(Stored entries)
____
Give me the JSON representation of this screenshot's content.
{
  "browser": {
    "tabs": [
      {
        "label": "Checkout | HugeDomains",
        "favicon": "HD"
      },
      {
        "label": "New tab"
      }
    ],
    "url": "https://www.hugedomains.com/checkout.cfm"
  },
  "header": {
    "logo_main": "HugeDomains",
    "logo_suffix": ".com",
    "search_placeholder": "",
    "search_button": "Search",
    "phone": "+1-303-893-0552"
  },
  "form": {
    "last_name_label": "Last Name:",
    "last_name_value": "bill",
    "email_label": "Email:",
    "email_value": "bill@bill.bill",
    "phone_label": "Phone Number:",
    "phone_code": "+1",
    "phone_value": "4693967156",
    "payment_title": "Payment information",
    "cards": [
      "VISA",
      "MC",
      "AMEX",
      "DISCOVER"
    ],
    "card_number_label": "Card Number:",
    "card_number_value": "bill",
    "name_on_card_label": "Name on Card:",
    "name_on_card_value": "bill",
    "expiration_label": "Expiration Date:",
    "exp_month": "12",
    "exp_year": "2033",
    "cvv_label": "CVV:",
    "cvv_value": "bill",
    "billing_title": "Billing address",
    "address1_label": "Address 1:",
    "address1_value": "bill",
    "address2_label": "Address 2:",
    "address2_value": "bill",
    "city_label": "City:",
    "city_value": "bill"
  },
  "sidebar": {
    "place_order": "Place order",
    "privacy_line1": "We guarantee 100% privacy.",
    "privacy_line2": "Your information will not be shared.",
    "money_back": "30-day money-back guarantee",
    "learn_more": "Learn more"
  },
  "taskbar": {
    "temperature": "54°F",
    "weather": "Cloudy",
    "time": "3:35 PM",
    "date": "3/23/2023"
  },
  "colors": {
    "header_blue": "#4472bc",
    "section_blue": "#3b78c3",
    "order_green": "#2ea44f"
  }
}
____
What to produce | All of the entries need to be reproduced exactly; please write them out.

Task result |
Give me the JSON representation of this screenshot's content.
{
  "browser": {
    "tabs": [
      {
        "label": "Checkout | HugeDomains",
        "favicon": "HD"
      },
      {
        "label": "New tab"
      }
    ],
    "url": "https://www.hugedomains.com/checkout.cfm"
  },
  "header": {
    "logo_main": "HugeDomains",
    "logo_suffix": ".com",
    "search_placeholder": "",
    "search_button": "Search",
    "phone": "+1-303-893-0552"
  },
  "form": {
    "last_name_label": "Last Name:",
    "last_name_value": "bill",
    "email_label": "Email:",
    "email_value": "bill@bill.bill",
    "phone_label": "Phone Number:",
    "phone_code": "+1",
    "phone_value": "4693967156",
    "payment_title": "Payment information",
    "cards": [
      "VISA",
      "MC",
      "AMEX",
      "DISCOVER"
    ],
    "card_number_label": "Card Number:",
    "card_number_value": "bill",
    "name_on_card_label": "Name on Card:",
    "name_on_card_value": "bill",
    "expiration_label": "Expiration Date:",
    "exp_month": "12",
    "exp_year": "2033",
    "cvv_label": "CVV:",
    "cvv_value": "bill",
    "billing_title": "Billing address",
    "address1_label": "Address 1:",
    "address1_value": "bill",
    "address2_label": "Address 2:",
    "address2_value": "bill",
    "city_label": "City:",
    "city_value": "bill"
  },
  "sidebar": {
    "place_order": "Place order",
    "privacy_line1": "We guarantee 100% privacy.",
    "privacy_line2": "Your information will not be shared.",
    "money_back": "30-day money-back guarantee",
    "learn_more": "Learn more"
  },
  "taskbar": {
    "temperature": "54°F",
    "weather": "Cloudy",
    "time": "3:35 PM",
    "date": "3/23/2023"
  },
  "colors": {
    "header_blue": "#4472bc",
    "section_blue": "#3b78c3",
    "order_green": "#2ea44f"
  }
}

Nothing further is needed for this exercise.